- **Requirements**
Every line in the listing is to be echoed verbatim.

[Stored data entries]
::::
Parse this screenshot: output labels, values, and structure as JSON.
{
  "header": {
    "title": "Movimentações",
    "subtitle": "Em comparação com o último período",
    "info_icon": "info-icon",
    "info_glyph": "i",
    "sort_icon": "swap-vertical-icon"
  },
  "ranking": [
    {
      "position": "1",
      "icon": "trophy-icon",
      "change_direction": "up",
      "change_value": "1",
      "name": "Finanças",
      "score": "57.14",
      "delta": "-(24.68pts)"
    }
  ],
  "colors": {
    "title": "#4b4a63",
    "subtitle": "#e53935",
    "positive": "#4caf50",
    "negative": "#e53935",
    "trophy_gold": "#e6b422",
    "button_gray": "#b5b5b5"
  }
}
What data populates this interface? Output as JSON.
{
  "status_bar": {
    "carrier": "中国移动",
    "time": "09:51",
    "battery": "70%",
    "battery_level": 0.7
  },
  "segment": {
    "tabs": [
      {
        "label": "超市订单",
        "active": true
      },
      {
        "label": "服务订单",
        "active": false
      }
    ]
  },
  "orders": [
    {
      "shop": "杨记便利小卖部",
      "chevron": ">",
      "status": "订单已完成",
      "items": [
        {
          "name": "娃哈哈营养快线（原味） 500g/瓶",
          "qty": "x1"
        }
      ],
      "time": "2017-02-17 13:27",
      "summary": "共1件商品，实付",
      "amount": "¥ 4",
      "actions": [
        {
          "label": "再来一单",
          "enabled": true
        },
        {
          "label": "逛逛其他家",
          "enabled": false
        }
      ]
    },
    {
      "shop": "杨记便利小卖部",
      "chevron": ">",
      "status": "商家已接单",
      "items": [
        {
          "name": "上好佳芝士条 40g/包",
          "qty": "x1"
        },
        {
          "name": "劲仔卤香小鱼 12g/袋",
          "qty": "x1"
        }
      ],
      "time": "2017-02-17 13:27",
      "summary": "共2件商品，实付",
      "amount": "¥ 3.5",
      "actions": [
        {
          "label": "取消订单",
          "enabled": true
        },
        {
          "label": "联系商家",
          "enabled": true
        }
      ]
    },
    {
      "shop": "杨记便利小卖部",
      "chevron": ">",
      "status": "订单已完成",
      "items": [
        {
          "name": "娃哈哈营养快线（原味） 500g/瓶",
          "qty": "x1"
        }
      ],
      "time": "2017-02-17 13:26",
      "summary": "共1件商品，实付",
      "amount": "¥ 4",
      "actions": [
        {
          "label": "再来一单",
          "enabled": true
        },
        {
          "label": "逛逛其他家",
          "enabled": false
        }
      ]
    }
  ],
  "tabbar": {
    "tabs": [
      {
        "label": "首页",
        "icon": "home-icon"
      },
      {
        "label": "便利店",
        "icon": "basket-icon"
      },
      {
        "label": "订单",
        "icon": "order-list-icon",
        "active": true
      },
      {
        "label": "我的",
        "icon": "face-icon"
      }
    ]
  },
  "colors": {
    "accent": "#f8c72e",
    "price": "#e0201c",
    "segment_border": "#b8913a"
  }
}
::::
- **Answer**
Parse this screenshot: output labels, values, and structure as JSON.
{
  "header": {
    "title": "Movimentações",
    "subtitle": "Em comparação com o último período",
    "info_icon": "info-icon",
    "info_glyph": "i",
    "sort_icon": "swap-vertical-icon"
  },
  "ranking": [
    {
      "position": "1",
      "icon": "trophy-icon",
      "change_direction": "up",
      "change_value": "1",
      "name": "Finanças",
      "score": "57.14",
      "delta": "-(24.68pts)"
    }
  ],
  "colors": {
    "title": "#4b4a63",
    "subtitle": "#e53935",
    "positive": "#4caf50",
    "negative": "#e53935",
    "trophy_gold": "#e6b422",
    "button_gray": "#b5b5b5"
  }
}
What data populates this interface? Output as JSON.
{
  "status_bar": {
    "carrier": "中国移动",
    "time": "09:51",
    "battery": "70%",
    "battery_level": 0.7
  },
  "segment": {
    "tabs": [
      {
        "label": "超市订单",
        "active": true
      },
      {
        "label": "服务订单",
        "active": false
      }
    ]
  },
  "orders": [
    {
      "shop": "杨记便利小卖部",
      "chevron": ">",
      "status": "订单已完成",
      "items": [
        {
          "name": "娃哈哈营养快线（原味） 500g/瓶",
          "qty": "x1"
        }
      ],
      "time": "2017-02-17 13:27",
      "summary": "共1件商品，实付",
      "amount": "¥ 4",
      "actions": [
        {
          "label": "再来一单",
          "enabled": true
        },
        {
          "label": "逛逛其他家",
          "enabled": false
        }
      ]
    },
    {
      "shop": "杨记便利小卖部",
      "chevron": ">",
      "status": "商家已接单",
      "items": [
        {
          "name": "上好佳芝士条 40g/包",
          "qty": "x1"
        },
        {
          "name": "劲仔卤香小鱼 12g/袋",
          "qty": "x1"
        }
      ],
      "time": "2017-02-17 13:27",
      "summary": "共2件商品，实付",
      "amount": "¥ 3.5",
      "actions": [
        {
          "label": "取消订单",
          "enabled": true
        },
        {
          "label": "联系商家",
          "enabled": true
        }
      ]
    },
    {
      "shop": "杨记便利小卖部",
      "chevron": ">",
      "status": "订单已完成",
      "items": [
        {
          "name": "娃哈哈营养快线（原味） 500g/瓶",
          "qty": "x1"
        }
      ],
      "time": "2017-02-17 13:26",
      "summary": "共1件商品，实付",
      "amount": "¥ 4",
      "actions": [
        {
          "label": "再来一单",
          "enabled": true
        },
        {
          "label": "逛逛其他家",
          "enabled": false
        }
      ]
    }
  ],
  "tabbar": {
    "tabs": [
      {
        "label": "首页",
        "icon": "home-icon"
      },
      {
        "label": "便利店",
        "icon": "basket-icon"
      },
      {
        "label": "订单",
        "icon": "order-list-icon",
        "active": true
      },
      {
        "label": "我的",
        "icon": "face-icon"
      }
    ]
  },
  "colors": {
    "accent": "#f8c72e",
    "price": "#e0201c",
    "segment_border": "#b8913a"
  }
}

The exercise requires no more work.